Don't get me wrong, Favre's great.

but if it was ANY other player in the league, they'd be harshly criticized for doing that instead of lowering their shoulder and trying to get the 1st or TD, by fans and announcers alike.

I understand guys were lining him up, but shit, everyone else takes that chance just as much as Favre...


----------



## BoneCrusher (Jan 9, 2005)

Back when Farve was actually playing he would have too. He used to run like a TE of a HB when needed. Now he jogs and throughs week ass crap like that.


----------



## min0 lee (Jan 9, 2005)

He's getting older. He knows it, it's not like he's in his 20's anymore.


----------



## Flex (Jan 9, 2005)

min0 lee said:
			
		

> He's getting older. He knows it, it's not like he's in his 20's anymore.



well, that may have been the difference b/w them moving on or going home


----------



## I Are Baboon (Jan 10, 2005)

Tough weekend for picks.  15 people made picks and NO ONE got all four right.  Conversely, no one got all four wrong.

"Standings" after round one:

*3-1*
Archangel
JJJ

*2-2*
Baboon
Dale Mabry
IainDaniel
ALBOB
gr81
DFINEST
Flex

*1-3*
Goodfella9783
Pepper
Jodi
ponyboy
SJ69
PreMier


----------



## I Are Baboon (Jan 10, 2005)

Make your picks for round two:

NY Jets at Pittsburgh
St Louis at Atlanta
Minnesota at Philadelphia
Indianapolis at New England


My picks:

Pittsburgh
St Louis
Philadelphia
New England


----------



## Flex (Jan 10, 2005)

I Are Baboon said:
			
		

> Tough weekend for picks.  15 people made picks and NO ONE got all four right.  Conversely, no one got all four wrong.



well, it was the 1st time ever that 3 dogs won on wildcard weekend.

········

§ WHAT THIS TASK INVOLVES: In the football forum thread above, which two posters went 3-1 after round one?

§ INFORMATION PROVIDED:
········

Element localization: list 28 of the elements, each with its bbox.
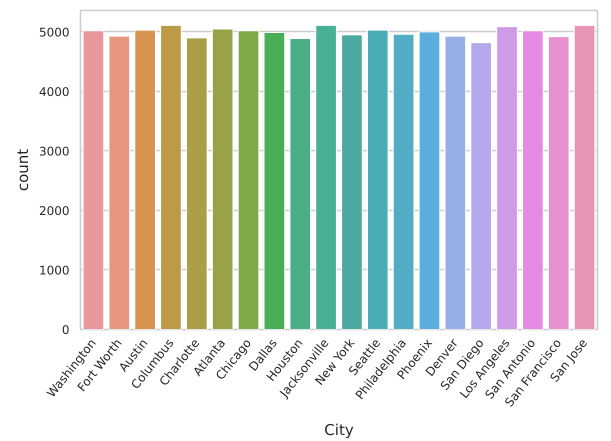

········

§ RESULT FOR THIS TASK: Archangel and JJJ